> _STATED GOAL_: Only the number is wanted: count the lines that include the word "организация".

Collected data
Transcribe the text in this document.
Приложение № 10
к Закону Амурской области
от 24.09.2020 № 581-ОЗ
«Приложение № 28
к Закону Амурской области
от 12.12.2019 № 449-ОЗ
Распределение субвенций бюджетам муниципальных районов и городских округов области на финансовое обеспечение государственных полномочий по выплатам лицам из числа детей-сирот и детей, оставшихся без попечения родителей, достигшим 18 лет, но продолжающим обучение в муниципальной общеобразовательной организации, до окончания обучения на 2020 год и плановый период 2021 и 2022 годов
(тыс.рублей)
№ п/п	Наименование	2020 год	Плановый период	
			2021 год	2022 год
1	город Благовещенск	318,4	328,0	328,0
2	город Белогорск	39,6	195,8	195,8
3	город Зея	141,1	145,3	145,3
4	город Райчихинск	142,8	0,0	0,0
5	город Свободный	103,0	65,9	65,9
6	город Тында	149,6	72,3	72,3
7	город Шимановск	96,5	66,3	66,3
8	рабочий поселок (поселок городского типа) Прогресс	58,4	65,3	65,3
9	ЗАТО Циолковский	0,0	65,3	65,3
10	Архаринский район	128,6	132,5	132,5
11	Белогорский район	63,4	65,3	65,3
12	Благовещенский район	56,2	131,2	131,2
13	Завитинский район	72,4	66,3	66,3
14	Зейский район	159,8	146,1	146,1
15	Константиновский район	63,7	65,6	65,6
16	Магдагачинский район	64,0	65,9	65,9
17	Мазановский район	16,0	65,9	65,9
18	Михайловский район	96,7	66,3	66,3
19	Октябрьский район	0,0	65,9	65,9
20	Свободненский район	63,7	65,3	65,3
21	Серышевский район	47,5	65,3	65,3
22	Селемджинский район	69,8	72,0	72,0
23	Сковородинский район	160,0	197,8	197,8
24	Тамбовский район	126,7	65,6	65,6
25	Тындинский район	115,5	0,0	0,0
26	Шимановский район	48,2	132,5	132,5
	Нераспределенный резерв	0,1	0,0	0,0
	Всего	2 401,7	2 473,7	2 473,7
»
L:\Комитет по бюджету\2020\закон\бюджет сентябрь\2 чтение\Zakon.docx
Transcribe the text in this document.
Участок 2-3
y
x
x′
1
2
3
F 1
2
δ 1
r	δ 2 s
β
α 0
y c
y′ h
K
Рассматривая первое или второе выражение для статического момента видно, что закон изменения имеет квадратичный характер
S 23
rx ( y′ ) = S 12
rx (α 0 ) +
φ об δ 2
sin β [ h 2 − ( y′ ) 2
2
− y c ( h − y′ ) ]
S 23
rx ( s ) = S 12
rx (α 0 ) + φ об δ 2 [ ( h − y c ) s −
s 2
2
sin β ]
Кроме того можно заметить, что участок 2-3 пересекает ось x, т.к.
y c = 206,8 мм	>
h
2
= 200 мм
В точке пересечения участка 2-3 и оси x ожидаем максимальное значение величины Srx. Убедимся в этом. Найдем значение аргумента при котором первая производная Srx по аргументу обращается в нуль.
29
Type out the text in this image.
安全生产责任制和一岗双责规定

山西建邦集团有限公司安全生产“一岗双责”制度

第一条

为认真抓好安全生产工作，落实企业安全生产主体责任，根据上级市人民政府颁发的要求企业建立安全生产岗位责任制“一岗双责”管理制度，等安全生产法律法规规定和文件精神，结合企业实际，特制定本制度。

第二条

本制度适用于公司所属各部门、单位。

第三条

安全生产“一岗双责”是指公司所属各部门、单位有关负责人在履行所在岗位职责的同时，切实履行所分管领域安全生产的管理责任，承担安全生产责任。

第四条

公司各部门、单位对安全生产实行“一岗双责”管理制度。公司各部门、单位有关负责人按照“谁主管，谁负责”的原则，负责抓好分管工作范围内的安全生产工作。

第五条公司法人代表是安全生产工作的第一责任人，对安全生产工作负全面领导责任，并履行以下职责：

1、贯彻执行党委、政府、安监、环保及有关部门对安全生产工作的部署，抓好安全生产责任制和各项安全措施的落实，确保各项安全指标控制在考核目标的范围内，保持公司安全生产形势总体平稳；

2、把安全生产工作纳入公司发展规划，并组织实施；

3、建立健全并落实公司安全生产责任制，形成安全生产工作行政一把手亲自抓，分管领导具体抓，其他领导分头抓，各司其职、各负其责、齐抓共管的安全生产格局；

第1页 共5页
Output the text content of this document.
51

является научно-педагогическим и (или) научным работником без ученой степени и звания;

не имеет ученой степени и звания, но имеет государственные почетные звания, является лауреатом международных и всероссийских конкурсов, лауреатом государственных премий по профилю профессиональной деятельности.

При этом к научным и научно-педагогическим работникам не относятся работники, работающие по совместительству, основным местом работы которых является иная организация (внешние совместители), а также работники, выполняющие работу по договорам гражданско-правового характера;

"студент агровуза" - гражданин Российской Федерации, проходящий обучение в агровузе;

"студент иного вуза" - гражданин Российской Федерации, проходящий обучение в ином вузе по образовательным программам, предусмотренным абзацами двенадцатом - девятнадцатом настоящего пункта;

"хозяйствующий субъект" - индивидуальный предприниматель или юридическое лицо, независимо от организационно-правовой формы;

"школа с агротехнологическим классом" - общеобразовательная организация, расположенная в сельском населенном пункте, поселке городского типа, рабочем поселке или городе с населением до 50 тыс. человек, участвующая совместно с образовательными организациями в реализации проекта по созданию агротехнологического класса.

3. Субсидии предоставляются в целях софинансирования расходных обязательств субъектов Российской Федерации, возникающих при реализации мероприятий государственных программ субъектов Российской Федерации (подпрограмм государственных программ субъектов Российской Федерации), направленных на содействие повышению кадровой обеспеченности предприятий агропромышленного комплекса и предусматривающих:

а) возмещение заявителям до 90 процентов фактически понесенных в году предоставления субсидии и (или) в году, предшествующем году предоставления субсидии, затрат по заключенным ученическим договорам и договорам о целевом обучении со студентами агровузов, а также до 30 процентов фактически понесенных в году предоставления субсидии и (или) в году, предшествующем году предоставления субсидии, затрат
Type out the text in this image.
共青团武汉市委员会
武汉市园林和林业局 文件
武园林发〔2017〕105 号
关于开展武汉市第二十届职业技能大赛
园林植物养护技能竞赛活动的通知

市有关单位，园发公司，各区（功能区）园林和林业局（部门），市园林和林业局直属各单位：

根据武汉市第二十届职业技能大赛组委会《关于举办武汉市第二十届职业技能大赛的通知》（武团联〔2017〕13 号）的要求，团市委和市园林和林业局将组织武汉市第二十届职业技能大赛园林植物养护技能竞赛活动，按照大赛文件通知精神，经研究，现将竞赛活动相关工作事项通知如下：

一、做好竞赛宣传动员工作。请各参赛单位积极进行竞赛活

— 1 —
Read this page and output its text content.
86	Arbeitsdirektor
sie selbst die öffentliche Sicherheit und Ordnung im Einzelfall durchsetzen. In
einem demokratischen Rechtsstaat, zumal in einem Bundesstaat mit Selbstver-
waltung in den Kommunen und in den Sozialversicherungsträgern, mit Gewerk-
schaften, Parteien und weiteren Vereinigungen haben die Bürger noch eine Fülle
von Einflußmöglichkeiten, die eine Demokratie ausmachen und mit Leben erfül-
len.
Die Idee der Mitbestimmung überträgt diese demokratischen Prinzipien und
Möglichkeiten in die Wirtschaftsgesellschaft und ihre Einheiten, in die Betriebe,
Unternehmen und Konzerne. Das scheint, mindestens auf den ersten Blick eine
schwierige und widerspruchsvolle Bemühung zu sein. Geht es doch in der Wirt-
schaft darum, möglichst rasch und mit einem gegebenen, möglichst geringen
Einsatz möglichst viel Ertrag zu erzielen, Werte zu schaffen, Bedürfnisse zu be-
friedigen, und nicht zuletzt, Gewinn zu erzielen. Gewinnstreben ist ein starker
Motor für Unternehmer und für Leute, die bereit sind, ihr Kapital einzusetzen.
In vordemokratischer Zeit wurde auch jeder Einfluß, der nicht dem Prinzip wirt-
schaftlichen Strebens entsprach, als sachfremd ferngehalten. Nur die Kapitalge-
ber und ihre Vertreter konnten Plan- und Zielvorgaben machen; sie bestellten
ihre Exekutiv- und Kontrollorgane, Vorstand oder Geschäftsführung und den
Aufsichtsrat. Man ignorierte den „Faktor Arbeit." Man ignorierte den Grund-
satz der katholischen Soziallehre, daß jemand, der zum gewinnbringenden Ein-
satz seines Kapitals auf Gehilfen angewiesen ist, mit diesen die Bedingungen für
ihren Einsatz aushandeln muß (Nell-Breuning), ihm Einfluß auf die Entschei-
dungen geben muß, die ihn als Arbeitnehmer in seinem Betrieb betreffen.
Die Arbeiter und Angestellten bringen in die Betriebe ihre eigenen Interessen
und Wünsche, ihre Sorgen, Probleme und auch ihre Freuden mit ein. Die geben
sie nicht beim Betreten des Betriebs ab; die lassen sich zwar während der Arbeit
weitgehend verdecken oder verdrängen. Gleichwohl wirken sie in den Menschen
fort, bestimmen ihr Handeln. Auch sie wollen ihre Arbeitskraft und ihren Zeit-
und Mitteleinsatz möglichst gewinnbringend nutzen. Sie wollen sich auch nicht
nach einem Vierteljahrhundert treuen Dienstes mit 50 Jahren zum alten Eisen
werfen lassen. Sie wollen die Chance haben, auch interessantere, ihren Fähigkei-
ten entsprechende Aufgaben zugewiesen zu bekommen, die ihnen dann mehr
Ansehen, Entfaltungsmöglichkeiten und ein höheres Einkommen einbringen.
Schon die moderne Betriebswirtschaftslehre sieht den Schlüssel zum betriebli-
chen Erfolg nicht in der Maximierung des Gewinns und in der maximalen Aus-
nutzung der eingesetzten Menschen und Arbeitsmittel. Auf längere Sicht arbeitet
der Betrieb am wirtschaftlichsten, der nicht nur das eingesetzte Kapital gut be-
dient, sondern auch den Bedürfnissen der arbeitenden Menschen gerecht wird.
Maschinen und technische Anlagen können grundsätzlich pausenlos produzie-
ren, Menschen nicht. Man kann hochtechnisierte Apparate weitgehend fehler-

> _CORRECT OUTPUT_: 2